(Figure record listings)
------------------------------

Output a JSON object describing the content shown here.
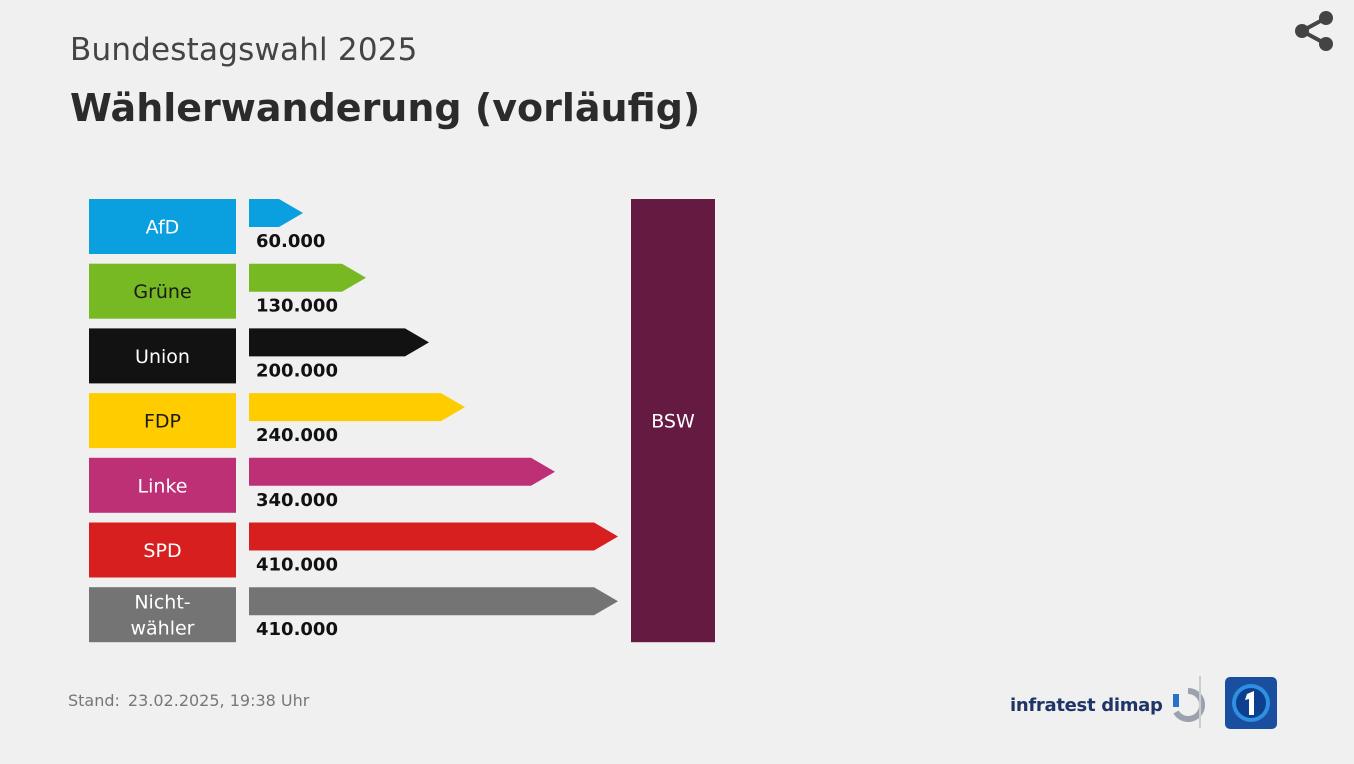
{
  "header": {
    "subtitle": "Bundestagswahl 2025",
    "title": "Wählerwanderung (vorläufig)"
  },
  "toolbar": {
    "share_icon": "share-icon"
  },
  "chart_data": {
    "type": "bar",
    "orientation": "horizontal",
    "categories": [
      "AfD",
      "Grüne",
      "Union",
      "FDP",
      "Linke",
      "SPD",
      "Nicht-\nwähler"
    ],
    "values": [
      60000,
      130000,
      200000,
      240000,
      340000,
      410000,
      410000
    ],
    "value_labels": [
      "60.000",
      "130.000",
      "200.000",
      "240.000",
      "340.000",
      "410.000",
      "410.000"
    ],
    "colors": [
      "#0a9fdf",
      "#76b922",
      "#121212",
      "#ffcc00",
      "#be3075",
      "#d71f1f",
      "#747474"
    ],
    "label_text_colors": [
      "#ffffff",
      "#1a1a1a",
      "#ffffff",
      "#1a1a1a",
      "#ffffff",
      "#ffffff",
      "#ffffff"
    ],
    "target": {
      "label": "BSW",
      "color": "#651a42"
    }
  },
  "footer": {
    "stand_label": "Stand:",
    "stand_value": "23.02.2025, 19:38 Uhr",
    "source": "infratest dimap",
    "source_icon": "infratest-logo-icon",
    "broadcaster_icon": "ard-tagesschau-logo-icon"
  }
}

------------------------------

§ PROBLEM DESCRIPTION
Transcribe the whole listing exactly. Pictures are excluded.

§ FINAL RESULT
Output a JSON object describing the content shown here.
{
  "header": {
    "subtitle": "Bundestagswahl 2025",
    "title": "Wählerwanderung (vorläufig)"
  },
  "toolbar": {
    "share_icon": "share-icon"
  },
  "chart_data": {
    "type": "bar",
    "orientation": "horizontal",
    "categories": [
      "AfD",
      "Grüne",
      "Union",
      "FDP",
      "Linke",
      "SPD",
      "Nicht-\nwähler"
    ],
    "values": [
      60000,
      130000,
      200000,
      240000,
      340000,
      410000,
      410000
    ],
    "value_labels": [
      "60.000",
      "130.000",
      "200.000",
      "240.000",
      "340.000",
      "410.000",
      "410.000"
    ],
    "colors": [
      "#0a9fdf",
      "#76b922",
      "#121212",
      "#ffcc00",
      "#be3075",
      "#d71f1f",
      "#747474"
    ],
    "label_text_colors": [
      "#ffffff",
      "#1a1a1a",
      "#ffffff",
      "#1a1a1a",
      "#ffffff",
      "#ffffff",
      "#ffffff"
    ],
    "target": {
      "label": "BSW",
      "color": "#651a42"
    }
  },
  "footer": {
    "stand_label": "Stand:",
    "stand_value": "23.02.2025, 19:38 Uhr",
    "source": "infratest dimap",
    "source_icon": "infratest-logo-icon",
    "broadcaster_icon": "ard-tagesschau-logo-icon"
  }
}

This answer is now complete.